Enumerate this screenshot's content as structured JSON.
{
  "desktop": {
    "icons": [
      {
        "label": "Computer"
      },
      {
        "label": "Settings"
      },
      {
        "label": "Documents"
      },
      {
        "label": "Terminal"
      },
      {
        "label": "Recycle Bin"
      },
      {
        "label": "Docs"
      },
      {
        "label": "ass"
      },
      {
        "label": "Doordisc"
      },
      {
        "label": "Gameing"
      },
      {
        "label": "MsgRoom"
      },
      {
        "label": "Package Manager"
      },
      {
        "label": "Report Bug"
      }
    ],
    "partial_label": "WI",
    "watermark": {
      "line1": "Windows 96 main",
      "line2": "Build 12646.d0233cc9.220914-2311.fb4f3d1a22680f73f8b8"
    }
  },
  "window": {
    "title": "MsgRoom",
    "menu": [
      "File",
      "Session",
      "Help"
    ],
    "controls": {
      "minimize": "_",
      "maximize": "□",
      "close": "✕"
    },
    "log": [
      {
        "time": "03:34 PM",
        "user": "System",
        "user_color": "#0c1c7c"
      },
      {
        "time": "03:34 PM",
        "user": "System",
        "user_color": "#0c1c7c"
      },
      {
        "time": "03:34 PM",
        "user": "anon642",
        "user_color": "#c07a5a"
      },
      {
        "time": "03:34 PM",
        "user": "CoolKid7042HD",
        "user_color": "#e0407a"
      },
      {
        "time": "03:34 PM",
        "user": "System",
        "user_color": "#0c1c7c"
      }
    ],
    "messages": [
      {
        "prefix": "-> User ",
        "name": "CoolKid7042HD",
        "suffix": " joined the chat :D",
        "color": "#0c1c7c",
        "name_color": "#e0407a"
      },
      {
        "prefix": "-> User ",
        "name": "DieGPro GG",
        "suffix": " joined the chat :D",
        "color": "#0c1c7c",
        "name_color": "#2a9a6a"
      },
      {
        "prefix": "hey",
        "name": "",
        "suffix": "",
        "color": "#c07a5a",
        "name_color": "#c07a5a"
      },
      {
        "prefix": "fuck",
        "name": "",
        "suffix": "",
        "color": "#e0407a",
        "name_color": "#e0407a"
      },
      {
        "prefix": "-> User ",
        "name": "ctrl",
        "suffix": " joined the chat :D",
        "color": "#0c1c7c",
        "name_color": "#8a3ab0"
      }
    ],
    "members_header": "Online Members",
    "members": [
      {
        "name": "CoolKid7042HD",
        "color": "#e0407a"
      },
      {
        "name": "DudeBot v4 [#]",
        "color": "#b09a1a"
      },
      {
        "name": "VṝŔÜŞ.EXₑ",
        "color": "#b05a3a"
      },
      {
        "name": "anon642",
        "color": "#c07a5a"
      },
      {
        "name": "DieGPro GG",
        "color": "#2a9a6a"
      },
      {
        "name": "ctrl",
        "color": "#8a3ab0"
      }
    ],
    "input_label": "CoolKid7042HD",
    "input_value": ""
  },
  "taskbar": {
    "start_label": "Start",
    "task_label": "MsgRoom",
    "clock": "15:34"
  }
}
---*---
From the listing, copy every line where the string "MsgRoom" appears.

        "label": "MsgRoom"
    "title": "MsgRoom",
    "task_label": "MsgRoom",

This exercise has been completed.